* **Objective**:
Reproduce the records below in full and word for word, excluding pictures.

┌─ Material for the task

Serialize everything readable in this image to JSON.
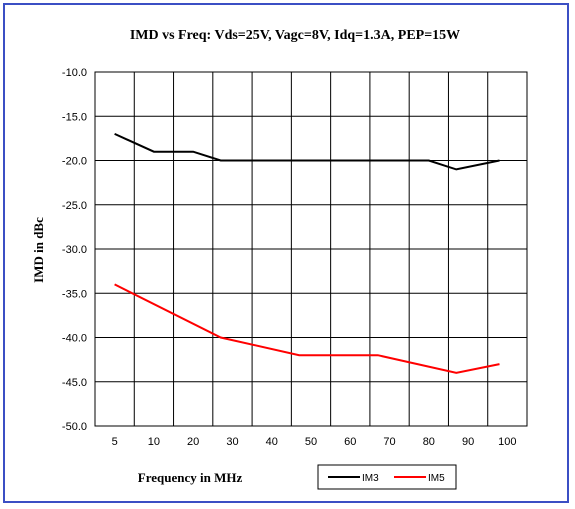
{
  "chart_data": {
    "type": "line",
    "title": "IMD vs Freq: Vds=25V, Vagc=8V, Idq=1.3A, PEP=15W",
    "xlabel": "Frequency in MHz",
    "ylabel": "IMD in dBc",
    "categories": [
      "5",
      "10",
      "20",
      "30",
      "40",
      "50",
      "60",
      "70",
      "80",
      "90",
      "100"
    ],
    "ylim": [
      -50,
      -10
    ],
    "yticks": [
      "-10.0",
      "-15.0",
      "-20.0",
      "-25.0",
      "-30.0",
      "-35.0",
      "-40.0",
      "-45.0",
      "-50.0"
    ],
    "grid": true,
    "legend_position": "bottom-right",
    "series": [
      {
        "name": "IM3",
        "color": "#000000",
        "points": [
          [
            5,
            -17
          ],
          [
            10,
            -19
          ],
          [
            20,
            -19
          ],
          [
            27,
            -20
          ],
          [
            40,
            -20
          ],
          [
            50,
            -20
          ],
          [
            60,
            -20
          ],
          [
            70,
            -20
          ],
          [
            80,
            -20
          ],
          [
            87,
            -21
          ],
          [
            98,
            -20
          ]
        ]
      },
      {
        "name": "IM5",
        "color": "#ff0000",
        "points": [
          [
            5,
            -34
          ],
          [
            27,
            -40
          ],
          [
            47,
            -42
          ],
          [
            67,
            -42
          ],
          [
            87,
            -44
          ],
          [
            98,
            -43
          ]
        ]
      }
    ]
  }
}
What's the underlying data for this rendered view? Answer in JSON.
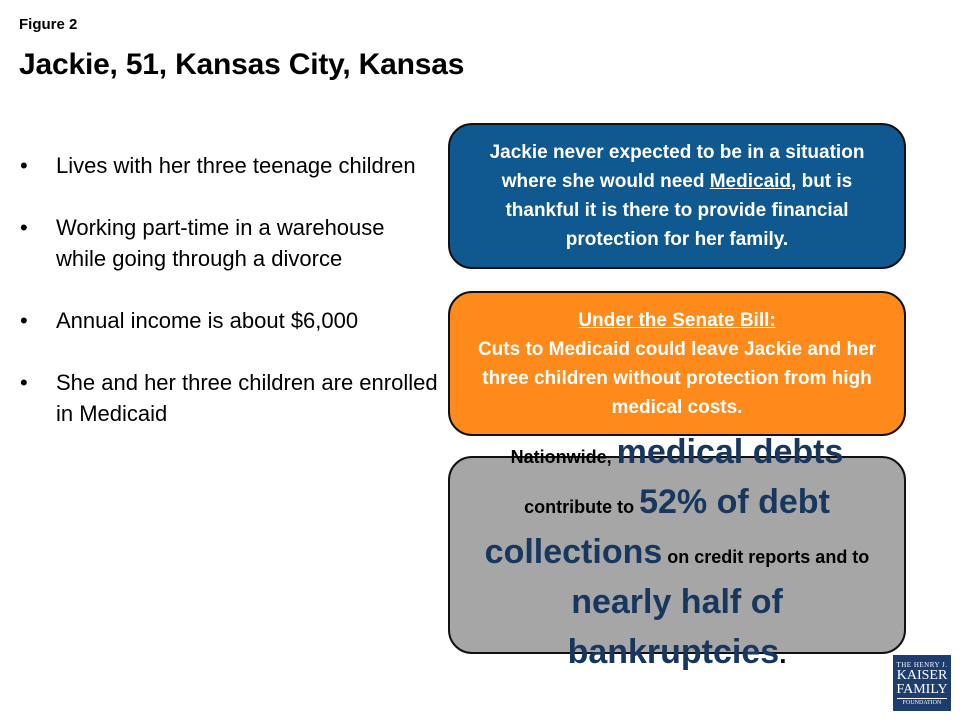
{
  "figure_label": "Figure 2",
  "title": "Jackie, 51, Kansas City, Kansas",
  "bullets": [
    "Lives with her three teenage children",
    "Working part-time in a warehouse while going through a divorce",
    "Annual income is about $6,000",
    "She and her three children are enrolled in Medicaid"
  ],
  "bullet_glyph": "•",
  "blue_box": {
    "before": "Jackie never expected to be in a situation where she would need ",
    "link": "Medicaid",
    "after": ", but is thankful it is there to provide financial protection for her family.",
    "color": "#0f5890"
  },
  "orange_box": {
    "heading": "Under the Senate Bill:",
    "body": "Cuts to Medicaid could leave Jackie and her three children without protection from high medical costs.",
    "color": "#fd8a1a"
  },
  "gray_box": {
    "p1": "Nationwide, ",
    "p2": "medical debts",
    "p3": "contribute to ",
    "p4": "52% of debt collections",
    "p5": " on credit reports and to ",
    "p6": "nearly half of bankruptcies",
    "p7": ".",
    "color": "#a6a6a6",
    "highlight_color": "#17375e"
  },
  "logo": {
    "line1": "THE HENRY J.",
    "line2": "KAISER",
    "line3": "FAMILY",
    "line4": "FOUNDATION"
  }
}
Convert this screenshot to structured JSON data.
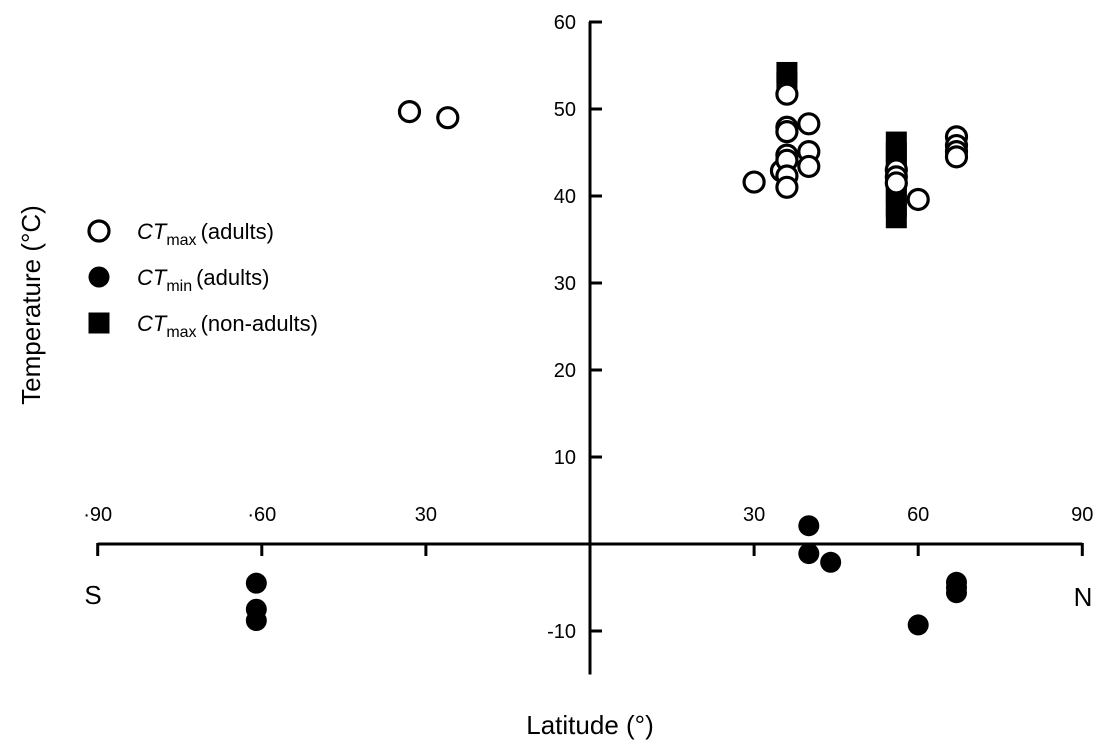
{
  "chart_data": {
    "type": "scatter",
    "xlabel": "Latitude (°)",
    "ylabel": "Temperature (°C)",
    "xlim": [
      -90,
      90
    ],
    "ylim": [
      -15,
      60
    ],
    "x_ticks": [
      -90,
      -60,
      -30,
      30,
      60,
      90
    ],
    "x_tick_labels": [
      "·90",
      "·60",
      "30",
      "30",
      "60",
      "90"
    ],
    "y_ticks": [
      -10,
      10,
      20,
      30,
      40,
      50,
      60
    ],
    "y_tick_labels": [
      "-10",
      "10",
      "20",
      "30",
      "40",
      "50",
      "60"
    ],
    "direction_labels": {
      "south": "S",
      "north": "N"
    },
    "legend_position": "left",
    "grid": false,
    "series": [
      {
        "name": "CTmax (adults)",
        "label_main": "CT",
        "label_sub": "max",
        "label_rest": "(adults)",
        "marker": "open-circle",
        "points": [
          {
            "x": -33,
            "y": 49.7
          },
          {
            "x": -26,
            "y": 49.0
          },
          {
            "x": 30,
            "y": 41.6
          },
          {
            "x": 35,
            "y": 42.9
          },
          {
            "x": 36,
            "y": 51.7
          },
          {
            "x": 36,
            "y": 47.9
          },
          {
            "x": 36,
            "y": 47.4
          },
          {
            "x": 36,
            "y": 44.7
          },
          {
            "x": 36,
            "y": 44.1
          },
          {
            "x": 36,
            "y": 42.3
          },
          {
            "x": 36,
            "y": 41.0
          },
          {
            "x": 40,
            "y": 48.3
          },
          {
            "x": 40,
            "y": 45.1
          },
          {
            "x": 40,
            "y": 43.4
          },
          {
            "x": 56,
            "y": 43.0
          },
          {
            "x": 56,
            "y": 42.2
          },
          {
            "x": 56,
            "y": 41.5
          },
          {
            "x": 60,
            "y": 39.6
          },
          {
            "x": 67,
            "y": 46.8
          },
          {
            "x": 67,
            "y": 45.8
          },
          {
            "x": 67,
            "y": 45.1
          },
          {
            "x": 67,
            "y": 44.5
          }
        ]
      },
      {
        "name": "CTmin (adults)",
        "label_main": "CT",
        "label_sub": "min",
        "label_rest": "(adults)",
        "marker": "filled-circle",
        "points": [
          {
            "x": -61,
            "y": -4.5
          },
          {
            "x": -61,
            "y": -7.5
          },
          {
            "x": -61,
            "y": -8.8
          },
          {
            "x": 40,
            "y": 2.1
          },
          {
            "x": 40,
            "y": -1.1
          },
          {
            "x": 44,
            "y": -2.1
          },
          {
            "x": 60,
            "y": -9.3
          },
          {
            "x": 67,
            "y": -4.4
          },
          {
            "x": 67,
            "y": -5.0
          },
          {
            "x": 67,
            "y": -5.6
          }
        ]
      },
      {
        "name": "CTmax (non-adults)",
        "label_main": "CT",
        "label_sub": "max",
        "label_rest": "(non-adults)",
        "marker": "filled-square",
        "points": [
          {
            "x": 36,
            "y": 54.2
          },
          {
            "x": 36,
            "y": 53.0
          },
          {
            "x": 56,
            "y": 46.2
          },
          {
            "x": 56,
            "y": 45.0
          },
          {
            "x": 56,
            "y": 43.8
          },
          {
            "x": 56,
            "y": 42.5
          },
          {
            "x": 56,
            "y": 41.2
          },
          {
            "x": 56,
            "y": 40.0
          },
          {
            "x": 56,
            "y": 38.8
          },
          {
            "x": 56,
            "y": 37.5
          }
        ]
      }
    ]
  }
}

└─

* **Completed task**:
Serialize everything readable in this image to JSON.
{
  "chart_data": {
    "type": "line",
    "title": "IMD vs Freq: Vds=25V, Vagc=8V, Idq=1.3A, PEP=15W",
    "xlabel": "Frequency in MHz",
    "ylabel": "IMD in dBc",
    "categories": [
      "5",
      "10",
      "20",
      "30",
      "40",
      "50",
      "60",
      "70",
      "80",
      "90",
      "100"
    ],
    "ylim": [
      -50,
      -10
    ],
    "yticks": [
      "-10.0",
      "-15.0",
      "-20.0",
      "-25.0",
      "-30.0",
      "-35.0",
      "-40.0",
      "-45.0",
      "-50.0"
    ],
    "grid": true,
    "legend_position": "bottom-right",
    "series": [
      {
        "name": "IM3",
        "color": "#000000",
        "points": [
          [
            5,
            -17
          ],
          [
            10,
            -19
          ],
          [
            20,
            -19
          ],
          [
            27,
            -20
          ],
          [
            40,
            -20
          ],
          [
            50,
            -20
          ],
          [
            60,
            -20
          ],
          [
            70,
            -20
          ],
          [
            80,
            -20
          ],
          [
            87,
            -21
          ],
          [
            98,
            -20
          ]
        ]
      },
      {
        "name": "IM5",
        "color": "#ff0000",
        "points": [
          [
            5,
            -34
          ],
          [
            27,
            -40
          ],
          [
            47,
            -42
          ],
          [
            67,
            -42
          ],
          [
            87,
            -44
          ],
          [
            98,
            -43
          ]
        ]
      }
    ]
  }
}
What's the underlying data for this rendered view? Answer in JSON.
{
  "figure_label": "Figure 2",
  "title": "Jackie, 51, Kansas City, Kansas",
  "bullets": [
    "Lives with her three teenage children",
    "Working part-time in a warehouse while going through a divorce",
    "Annual income is about $6,000",
    "She and her three children are enrolled in Medicaid"
  ],
  "bullet_glyph": "•",
  "blue_box": {
    "before": "Jackie never expected to be in a situation where she would need ",
    "link": "Medicaid",
    "after": ", but is thankful it is there to provide financial protection for her family.",
    "color": "#0f5890"
  },
  "orange_box": {
    "heading": "Under the Senate Bill:",
    "body": "Cuts to Medicaid could leave Jackie and her three children without protection from high medical costs.",
    "color": "#fd8a1a"
  },
  "gray_box": {
    "p1": "Nationwide, ",
    "p2": "medical debts",
    "p3": "contribute to ",
    "p4": "52% of debt collections",
    "p5": " on credit reports and to ",
    "p6": "nearly half of bankruptcies",
    "p7": ".",
    "color": "#a6a6a6",
    "highlight_color": "#17375e"
  },
  "logo": {
    "line1": "THE HENRY J.",
    "line2": "KAISER",
    "line3": "FAMILY",
    "line4": "FOUNDATION"
  }
}
Convert this screenshot to structured JSON data.
{
  "chart_data": {
    "type": "scatter",
    "xlabel": "Latitude (°)",
    "ylabel": "Temperature (°C)",
    "xlim": [
      -90,
      90
    ],
    "ylim": [
      -15,
      60
    ],
    "x_ticks": [
      -90,
      -60,
      -30,
      30,
      60,
      90
    ],
    "x_tick_labels": [
      "·90",
      "·60",
      "30",
      "30",
      "60",
      "90"
    ],
    "y_ticks": [
      -10,
      10,
      20,
      30,
      40,
      50,
      60
    ],
    "y_tick_labels": [
      "-10",
      "10",
      "20",
      "30",
      "40",
      "50",
      "60"
    ],
    "direction_labels": {
      "south": "S",
      "north": "N"
    },
    "legend_position": "left",
    "grid": false,
    "series": [
      {
        "name": "CTmax (adults)",
        "label_main": "CT",
        "label_sub": "max",
        "label_rest": "(adults)",
        "marker": "open-circle",
        "points": [
          {
            "x": -33,
            "y": 49.7
          },
          {
            "x": -26,
            "y": 49.0
          },
          {
            "x": 30,
            "y": 41.6
          },
          {
            "x": 35,
            "y": 42.9
          },
          {
            "x": 36,
            "y": 51.7
          },
          {
            "x": 36,
            "y": 47.9
          },
          {
            "x": 36,
            "y": 47.4
          },
          {
            "x": 36,
            "y": 44.7
          },
          {
            "x": 36,
            "y": 44.1
          },
          {
            "x": 36,
            "y": 42.3
          },
          {
            "x": 36,
            "y": 41.0
          },
          {
            "x": 40,
            "y": 48.3
          },
          {
            "x": 40,
            "y": 45.1
          },
          {
            "x": 40,
            "y": 43.4
          },
          {
            "x": 56,
            "y": 43.0
          },
          {
            "x": 56,
            "y": 42.2
          },
          {
            "x": 56,
            "y": 41.5
          },
          {
            "x": 60,
            "y": 39.6
          },
          {
            "x": 67,
            "y": 46.8
          },
          {
            "x": 67,
            "y": 45.8
          },
          {
            "x": 67,
            "y": 45.1
          },
          {
            "x": 67,
            "y": 44.5
          }
        ]
      },
      {
        "name": "CTmin (adults)",
        "label_main": "CT",
        "label_sub": "min",
        "label_rest": "(adults)",
        "marker": "filled-circle",
        "points": [
          {
            "x": -61,
            "y": -4.5
          },
          {
            "x": -61,
            "y": -7.5
          },
          {
            "x": -61,
            "y": -8.8
          },
          {
            "x": 40,
            "y": 2.1
          },
          {
            "x": 40,
            "y": -1.1
          },
          {
            "x": 44,
            "y": -2.1
          },
          {
            "x": 60,
            "y": -9.3
          },
          {
            "x": 67,
            "y": -4.4
          },
          {
            "x": 67,
            "y": -5.0
          },
          {
            "x": 67,
            "y": -5.6
          }
        ]
      },
      {
        "name": "CTmax (non-adults)",
        "label_main": "CT",
        "label_sub": "max",
        "label_rest": "(non-adults)",
        "marker": "filled-square",
        "points": [
          {
            "x": 36,
            "y": 54.2
          },
          {
            "x": 36,
            "y": 53.0
          },
          {
            "x": 56,
            "y": 46.2
          },
          {
            "x": 56,
            "y": 45.0
          },
          {
            "x": 56,
            "y": 43.8
          },
          {
            "x": 56,
            "y": 42.5
          },
          {
            "x": 56,
            "y": 41.2
          },
          {
            "x": 56,
            "y": 40.0
          },
          {
            "x": 56,
            "y": 38.8
          },
          {
            "x": 56,
            "y": 37.5
          }
        ]
      }
    ]
  }
}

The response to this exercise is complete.